Text provided
Question: My organization wants to have a social event. Most of us have meal plans. Is it possible to have you cater the event for us?

Answer: There are 2 ways we can assist you with such social events. If you are interested in having a full catered event, you should contact our catering department. They have a variety of menus you can choose from. Once you arrange your event, students who have meal plans, and will be attending, can sign away one of their guest meals to offset the full catered price of the event.
Your other option is to have a meal exchange. The dining hall will allow you a sign up period, where each student who will attend comes into the dining hall and signs away one guest meal. The sign up ends 5 business days before the event. On the date of the event, you go to the dining hall and pick up bulk food for each person who signed away a valid guest meal. There is a minimum of 25 people for meal exchanges. The most popular menus are barbecues (We provide burgers, hot dog, veggie burgers and accompaniments. You cook the food yourself on your own grill.)and Hoagie Parties. (We provide the fixings, and you create your own hoagies.) The courtesy desk can assist you with these basic meal exchanges. [TOP]

Question: What happens to the leftover food?

Answer: Any food that has been on the service line, and exposed to customers is not re-used. Leftovers that can be reused are chilled quickly, and refrigerated overnight. These items will be reheated the next day, and added to the items already on the menu. [TOP]

Question: Do you throw away the food that cannot be reheated?

Answer: All food waste: waste on trays as well as foods that have been in service and cannot be served again are picked up by a farmer, and incorporated into feed for pigs. [TOP]


Question: How can I find out the calories and fat content of the foods served in the dining halls?

Supplied entries
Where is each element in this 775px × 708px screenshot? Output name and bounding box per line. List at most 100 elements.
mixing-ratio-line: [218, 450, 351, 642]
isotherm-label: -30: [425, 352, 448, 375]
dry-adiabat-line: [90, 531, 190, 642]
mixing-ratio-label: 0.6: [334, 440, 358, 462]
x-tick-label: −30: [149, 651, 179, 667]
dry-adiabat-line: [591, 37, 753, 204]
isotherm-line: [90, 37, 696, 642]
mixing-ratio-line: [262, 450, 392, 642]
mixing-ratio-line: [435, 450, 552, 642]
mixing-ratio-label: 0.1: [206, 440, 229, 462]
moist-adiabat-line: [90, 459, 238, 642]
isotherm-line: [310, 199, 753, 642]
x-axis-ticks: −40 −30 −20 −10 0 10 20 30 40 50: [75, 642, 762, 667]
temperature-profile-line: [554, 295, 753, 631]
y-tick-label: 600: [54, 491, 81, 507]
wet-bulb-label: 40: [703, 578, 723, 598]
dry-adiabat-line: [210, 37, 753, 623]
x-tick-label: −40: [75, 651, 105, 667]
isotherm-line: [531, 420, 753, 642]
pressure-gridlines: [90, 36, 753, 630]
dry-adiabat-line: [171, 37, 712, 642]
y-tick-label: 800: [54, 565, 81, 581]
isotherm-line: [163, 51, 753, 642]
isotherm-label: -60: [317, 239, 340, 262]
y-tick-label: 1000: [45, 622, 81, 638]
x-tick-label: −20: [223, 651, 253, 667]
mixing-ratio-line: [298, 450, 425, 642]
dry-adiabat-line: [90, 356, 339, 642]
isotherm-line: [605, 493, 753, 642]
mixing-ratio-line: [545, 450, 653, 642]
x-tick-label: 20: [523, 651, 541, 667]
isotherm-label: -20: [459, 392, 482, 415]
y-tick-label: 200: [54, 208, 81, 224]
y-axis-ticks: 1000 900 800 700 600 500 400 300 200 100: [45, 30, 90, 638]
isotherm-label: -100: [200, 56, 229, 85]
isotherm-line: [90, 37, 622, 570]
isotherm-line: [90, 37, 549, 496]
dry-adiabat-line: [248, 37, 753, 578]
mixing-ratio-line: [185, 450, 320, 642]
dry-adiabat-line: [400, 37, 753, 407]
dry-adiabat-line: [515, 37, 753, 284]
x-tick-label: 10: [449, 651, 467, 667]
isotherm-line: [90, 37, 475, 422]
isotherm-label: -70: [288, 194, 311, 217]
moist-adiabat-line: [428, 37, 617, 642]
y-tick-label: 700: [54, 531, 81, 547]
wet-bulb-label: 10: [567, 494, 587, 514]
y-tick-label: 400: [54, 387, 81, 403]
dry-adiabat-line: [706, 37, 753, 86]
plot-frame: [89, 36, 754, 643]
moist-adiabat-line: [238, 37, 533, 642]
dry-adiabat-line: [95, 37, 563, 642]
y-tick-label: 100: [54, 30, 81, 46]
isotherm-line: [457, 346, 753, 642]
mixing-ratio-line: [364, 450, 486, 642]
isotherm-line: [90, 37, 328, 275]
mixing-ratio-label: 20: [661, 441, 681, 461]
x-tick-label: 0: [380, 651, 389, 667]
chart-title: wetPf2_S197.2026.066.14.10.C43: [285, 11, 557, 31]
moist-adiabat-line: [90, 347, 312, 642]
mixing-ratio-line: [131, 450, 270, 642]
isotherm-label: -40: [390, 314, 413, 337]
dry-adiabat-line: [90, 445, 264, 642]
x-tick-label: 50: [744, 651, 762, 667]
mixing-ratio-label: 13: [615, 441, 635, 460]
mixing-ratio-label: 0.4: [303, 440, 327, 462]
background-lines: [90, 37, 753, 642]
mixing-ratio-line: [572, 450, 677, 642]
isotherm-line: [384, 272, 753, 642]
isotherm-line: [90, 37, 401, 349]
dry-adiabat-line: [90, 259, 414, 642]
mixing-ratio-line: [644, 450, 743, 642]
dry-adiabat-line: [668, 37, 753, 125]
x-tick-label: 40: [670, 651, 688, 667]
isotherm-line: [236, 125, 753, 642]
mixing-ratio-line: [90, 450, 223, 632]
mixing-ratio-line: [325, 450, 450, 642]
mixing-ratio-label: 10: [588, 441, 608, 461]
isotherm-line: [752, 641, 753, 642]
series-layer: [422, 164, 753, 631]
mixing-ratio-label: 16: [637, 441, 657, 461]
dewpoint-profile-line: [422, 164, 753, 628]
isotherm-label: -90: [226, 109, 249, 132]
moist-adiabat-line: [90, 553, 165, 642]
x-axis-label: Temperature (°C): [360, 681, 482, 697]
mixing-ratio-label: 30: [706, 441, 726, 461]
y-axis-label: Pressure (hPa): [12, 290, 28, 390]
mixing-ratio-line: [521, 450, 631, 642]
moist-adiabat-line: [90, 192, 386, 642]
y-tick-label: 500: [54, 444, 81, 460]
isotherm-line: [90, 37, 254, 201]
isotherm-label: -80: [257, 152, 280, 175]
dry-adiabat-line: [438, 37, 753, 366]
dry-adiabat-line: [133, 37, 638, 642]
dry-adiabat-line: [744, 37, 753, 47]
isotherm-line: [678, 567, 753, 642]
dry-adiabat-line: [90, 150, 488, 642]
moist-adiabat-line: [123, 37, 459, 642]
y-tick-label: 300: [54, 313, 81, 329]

Assignment
Please copy the dining services FAQ from "Question: Do you" to "the dining halls?", changing "pigs" to "livestock".

Exercise output
Question: Do you throw away the food that cannot be reheated?

Answer: All food waste: waste on trays as well as foods that have been in service and cannot be served again are picked up by a farmer, and incorporated into feed for livestock. [TOP]


Question: How can I find out the calories and fat content of the foods served in the dining halls?